WHAT IS EXPECTED:
The listing below is the input. Say how many of its lines contain "this", giving the number alone.

Collection entries:
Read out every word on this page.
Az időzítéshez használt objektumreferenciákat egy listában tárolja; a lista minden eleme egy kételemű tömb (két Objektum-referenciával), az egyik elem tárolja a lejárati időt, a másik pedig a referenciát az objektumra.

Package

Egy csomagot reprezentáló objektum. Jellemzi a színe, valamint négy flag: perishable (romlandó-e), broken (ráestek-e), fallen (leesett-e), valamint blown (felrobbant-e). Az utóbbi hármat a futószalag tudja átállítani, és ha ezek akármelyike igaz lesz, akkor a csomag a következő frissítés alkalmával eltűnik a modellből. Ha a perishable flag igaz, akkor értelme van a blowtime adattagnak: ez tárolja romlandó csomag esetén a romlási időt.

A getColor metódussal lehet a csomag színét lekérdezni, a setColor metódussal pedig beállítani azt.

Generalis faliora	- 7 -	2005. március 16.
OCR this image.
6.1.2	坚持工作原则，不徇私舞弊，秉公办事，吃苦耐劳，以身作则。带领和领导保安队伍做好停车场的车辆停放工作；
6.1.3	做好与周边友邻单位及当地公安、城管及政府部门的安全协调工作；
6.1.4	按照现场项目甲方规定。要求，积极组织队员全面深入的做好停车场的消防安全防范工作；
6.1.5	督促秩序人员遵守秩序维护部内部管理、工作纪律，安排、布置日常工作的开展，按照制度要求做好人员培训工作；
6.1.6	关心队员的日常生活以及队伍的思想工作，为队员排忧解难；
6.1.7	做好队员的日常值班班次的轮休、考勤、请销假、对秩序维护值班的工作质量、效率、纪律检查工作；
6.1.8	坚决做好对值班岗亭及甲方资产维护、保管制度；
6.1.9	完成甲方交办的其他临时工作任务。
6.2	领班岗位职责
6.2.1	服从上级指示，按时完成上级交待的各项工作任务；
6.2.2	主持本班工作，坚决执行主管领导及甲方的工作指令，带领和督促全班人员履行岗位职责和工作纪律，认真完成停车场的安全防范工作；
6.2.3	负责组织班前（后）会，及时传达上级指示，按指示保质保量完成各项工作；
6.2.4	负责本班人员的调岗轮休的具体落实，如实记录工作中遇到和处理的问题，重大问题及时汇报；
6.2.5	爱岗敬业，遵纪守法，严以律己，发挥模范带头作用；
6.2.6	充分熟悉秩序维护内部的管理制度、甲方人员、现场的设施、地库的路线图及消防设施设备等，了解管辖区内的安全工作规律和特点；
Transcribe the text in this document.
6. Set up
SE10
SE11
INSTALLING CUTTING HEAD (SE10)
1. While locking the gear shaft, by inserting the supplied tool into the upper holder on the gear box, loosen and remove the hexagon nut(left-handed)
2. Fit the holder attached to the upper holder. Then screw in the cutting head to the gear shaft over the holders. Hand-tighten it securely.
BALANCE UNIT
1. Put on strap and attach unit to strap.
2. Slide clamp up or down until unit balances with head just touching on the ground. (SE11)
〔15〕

THE SOLUTION:
3